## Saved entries
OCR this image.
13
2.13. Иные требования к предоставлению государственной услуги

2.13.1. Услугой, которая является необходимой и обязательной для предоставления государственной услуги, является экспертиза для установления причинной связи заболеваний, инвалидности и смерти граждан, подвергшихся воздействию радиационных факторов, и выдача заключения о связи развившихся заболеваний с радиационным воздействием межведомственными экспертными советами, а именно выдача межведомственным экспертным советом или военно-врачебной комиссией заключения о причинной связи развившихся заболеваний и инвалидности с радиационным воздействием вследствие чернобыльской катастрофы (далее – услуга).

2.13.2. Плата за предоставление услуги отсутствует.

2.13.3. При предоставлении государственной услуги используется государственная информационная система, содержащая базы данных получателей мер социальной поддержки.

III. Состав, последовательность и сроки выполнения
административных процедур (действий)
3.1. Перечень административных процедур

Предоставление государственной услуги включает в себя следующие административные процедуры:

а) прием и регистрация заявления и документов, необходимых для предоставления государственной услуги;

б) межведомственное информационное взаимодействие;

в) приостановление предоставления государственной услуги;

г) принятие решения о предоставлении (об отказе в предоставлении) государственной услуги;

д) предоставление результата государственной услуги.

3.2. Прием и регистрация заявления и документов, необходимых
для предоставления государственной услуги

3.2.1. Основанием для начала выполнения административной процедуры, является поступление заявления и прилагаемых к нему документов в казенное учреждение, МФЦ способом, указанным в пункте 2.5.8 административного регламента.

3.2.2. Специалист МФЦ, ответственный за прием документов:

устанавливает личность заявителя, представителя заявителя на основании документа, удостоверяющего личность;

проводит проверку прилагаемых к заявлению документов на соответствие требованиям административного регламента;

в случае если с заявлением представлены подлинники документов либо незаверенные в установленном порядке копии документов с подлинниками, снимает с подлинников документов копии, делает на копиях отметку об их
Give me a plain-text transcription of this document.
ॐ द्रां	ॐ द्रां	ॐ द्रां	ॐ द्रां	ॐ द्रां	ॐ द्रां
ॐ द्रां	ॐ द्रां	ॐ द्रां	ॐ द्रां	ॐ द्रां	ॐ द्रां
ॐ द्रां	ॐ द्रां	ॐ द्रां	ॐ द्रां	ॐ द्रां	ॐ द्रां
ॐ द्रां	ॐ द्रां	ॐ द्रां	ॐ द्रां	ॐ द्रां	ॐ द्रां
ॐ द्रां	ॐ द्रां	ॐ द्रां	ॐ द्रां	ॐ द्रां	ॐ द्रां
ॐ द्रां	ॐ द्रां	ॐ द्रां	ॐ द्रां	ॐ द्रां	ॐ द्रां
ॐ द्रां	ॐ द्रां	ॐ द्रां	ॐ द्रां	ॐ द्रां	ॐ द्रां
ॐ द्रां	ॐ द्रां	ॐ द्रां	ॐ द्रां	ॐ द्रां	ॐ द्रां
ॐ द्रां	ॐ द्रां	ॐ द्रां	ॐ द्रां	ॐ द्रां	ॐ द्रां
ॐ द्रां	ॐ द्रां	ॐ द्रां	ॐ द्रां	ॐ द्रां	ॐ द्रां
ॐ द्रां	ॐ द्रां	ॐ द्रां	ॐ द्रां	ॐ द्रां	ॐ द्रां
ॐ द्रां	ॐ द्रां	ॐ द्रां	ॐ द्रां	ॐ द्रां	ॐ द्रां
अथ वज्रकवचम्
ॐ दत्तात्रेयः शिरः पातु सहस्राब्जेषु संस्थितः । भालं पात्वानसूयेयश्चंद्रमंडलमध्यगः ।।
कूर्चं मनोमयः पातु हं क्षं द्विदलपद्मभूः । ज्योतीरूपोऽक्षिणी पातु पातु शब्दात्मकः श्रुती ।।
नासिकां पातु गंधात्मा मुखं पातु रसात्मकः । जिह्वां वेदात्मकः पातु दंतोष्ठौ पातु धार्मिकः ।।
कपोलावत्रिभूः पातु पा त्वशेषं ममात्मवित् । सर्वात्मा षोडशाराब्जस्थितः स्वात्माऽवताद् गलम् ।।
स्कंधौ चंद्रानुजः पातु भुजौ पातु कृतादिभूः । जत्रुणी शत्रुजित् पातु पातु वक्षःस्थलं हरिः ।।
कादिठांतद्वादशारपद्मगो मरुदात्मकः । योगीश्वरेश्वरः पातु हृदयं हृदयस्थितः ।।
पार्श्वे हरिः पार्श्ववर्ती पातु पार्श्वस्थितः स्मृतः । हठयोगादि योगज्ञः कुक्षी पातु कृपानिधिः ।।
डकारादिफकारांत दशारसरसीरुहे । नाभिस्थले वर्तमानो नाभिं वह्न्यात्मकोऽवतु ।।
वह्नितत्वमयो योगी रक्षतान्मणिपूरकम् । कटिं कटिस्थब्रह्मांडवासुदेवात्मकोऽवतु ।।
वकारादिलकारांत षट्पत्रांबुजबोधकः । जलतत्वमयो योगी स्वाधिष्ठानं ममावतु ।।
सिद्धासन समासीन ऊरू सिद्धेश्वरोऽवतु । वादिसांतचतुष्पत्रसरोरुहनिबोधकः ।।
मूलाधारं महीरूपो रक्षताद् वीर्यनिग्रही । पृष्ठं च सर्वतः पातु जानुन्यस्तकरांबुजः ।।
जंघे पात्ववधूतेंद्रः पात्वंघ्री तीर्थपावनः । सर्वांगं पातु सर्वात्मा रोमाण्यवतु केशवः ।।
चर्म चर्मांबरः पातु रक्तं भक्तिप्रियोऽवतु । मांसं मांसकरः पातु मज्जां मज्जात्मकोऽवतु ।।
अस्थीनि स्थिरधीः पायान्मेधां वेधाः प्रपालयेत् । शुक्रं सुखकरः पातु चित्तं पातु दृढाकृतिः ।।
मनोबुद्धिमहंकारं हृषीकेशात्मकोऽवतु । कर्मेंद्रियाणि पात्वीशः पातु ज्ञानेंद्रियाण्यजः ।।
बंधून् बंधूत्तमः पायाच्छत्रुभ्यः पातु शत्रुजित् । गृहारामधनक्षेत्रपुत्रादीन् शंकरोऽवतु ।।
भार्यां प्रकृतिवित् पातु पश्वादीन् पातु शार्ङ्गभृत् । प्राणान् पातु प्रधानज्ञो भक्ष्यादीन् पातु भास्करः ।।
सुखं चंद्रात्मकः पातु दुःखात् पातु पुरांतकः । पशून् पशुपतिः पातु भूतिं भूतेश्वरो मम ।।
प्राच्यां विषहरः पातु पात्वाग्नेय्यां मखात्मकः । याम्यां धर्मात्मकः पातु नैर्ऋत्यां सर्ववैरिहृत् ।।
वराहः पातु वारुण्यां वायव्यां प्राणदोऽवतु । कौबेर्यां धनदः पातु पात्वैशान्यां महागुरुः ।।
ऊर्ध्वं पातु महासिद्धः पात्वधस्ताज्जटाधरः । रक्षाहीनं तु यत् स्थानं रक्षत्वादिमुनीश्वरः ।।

## AIM OF THE TASK
Only the number is wanted: how many lines of the material above include the word "процедуры"?

## SOLUTION
2